Lines of data
......

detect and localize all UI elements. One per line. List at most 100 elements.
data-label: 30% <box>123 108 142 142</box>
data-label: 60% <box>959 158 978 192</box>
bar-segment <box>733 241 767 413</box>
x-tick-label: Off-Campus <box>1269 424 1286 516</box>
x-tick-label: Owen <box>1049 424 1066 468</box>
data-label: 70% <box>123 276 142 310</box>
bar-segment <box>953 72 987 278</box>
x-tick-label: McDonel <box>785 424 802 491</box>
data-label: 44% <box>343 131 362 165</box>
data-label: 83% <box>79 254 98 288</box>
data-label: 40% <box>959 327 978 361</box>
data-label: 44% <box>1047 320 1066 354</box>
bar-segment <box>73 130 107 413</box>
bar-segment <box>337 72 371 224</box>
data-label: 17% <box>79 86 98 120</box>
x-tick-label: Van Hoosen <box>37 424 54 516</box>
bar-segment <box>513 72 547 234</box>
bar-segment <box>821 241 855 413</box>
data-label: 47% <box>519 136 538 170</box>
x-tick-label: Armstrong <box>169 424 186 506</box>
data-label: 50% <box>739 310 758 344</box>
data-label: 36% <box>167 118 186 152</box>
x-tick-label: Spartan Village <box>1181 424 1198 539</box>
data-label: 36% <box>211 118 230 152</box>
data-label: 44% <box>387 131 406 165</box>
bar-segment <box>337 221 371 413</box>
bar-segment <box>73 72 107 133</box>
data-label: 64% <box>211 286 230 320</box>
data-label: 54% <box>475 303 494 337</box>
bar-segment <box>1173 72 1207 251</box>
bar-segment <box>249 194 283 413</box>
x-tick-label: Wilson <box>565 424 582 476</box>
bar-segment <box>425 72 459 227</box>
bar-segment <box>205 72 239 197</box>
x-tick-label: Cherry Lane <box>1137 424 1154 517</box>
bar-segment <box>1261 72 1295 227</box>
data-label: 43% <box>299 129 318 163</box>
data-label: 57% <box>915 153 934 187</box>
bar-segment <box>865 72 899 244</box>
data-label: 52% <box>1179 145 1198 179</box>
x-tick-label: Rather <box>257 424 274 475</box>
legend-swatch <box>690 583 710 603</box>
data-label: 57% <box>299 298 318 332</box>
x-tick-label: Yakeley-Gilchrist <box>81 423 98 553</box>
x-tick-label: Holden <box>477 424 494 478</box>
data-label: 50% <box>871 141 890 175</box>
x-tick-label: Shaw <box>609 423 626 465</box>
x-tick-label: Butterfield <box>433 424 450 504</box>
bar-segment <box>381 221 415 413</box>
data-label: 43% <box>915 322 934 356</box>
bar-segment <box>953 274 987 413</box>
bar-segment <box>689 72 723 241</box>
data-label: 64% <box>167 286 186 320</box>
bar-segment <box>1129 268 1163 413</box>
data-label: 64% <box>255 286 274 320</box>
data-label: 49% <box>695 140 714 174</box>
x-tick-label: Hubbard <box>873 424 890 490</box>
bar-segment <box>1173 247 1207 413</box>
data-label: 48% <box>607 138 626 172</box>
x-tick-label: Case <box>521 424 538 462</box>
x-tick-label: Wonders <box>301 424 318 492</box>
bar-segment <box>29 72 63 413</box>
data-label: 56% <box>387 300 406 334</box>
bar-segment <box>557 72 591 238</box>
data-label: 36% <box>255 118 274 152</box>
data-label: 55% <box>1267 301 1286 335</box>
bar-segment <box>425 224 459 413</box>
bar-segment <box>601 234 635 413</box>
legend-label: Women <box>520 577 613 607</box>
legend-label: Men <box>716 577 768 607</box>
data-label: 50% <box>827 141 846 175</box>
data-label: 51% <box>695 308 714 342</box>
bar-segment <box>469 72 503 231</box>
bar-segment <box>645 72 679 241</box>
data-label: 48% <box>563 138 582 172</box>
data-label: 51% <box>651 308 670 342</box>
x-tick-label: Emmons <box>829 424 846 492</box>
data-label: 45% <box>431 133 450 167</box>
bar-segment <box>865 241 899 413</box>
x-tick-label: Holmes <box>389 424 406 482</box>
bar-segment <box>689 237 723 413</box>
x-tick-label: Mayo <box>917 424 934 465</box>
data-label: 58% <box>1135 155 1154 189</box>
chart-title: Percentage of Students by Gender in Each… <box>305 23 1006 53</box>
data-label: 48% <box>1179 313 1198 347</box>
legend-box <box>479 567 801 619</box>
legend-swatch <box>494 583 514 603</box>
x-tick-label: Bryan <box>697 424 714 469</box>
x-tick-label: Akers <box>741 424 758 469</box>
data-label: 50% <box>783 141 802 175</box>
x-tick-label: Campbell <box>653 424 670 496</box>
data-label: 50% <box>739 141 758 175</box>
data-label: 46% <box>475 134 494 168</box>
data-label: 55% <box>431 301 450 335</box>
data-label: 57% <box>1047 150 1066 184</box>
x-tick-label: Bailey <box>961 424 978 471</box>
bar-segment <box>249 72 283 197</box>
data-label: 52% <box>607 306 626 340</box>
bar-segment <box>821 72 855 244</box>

......

WHAT THE TASK REQUIRES - Rename "data-label" to "value-label" in everything from the start of the items down to the line containing "bar-segment <box>689 72 723 241</box>", and give only those lines back with nothing else changed.

EXERCISE SOLUTION -
detect and localize all UI elements. One per line. List at most 100 elements.
value-label: 30% <box>123 108 142 142</box>
value-label: 60% <box>959 158 978 192</box>
bar-segment <box>733 241 767 413</box>
x-tick-label: Off-Campus <box>1269 424 1286 516</box>
x-tick-label: Owen <box>1049 424 1066 468</box>
value-label: 70% <box>123 276 142 310</box>
bar-segment <box>953 72 987 278</box>
x-tick-label: McDonel <box>785 424 802 491</box>
value-label: 44% <box>343 131 362 165</box>
value-label: 83% <box>79 254 98 288</box>
value-label: 40% <box>959 327 978 361</box>
value-label: 44% <box>1047 320 1066 354</box>
bar-segment <box>73 130 107 413</box>
bar-segment <box>337 72 371 224</box>
value-label: 17% <box>79 86 98 120</box>
x-tick-label: Van Hoosen <box>37 424 54 516</box>
bar-segment <box>513 72 547 234</box>
bar-segment <box>821 241 855 413</box>
value-label: 47% <box>519 136 538 170</box>
x-tick-label: Armstrong <box>169 424 186 506</box>
value-label: 50% <box>739 310 758 344</box>
value-label: 36% <box>167 118 186 152</box>
x-tick-label: Spartan Village <box>1181 424 1198 539</box>
value-label: 36% <box>211 118 230 152</box>
value-label: 44% <box>387 131 406 165</box>
bar-segment <box>337 221 371 413</box>
bar-segment <box>73 72 107 133</box>
value-label: 64% <box>211 286 230 320</box>
value-label: 54% <box>475 303 494 337</box>
bar-segment <box>1173 72 1207 251</box>
bar-segment <box>249 194 283 413</box>
x-tick-label: Wilson <box>565 424 582 476</box>
bar-segment <box>425 72 459 227</box>
bar-segment <box>205 72 239 197</box>
x-tick-label: Cherry Lane <box>1137 424 1154 517</box>
bar-segment <box>1261 72 1295 227</box>
value-label: 43% <box>299 129 318 163</box>
value-label: 57% <box>915 153 934 187</box>
bar-segment <box>865 72 899 244</box>
value-label: 52% <box>1179 145 1198 179</box>
x-tick-label: Rather <box>257 424 274 475</box>
legend-swatch <box>690 583 710 603</box>
value-label: 57% <box>299 298 318 332</box>
x-tick-label: Yakeley-Gilchrist <box>81 423 98 553</box>
x-tick-label: Holden <box>477 424 494 478</box>
value-label: 50% <box>871 141 890 175</box>
x-tick-label: Shaw <box>609 423 626 465</box>
x-tick-label: Butterfield <box>433 424 450 504</box>
bar-segment <box>381 221 415 413</box>
value-label: 43% <box>915 322 934 356</box>
bar-segment <box>953 274 987 413</box>
bar-segment <box>689 72 723 241</box>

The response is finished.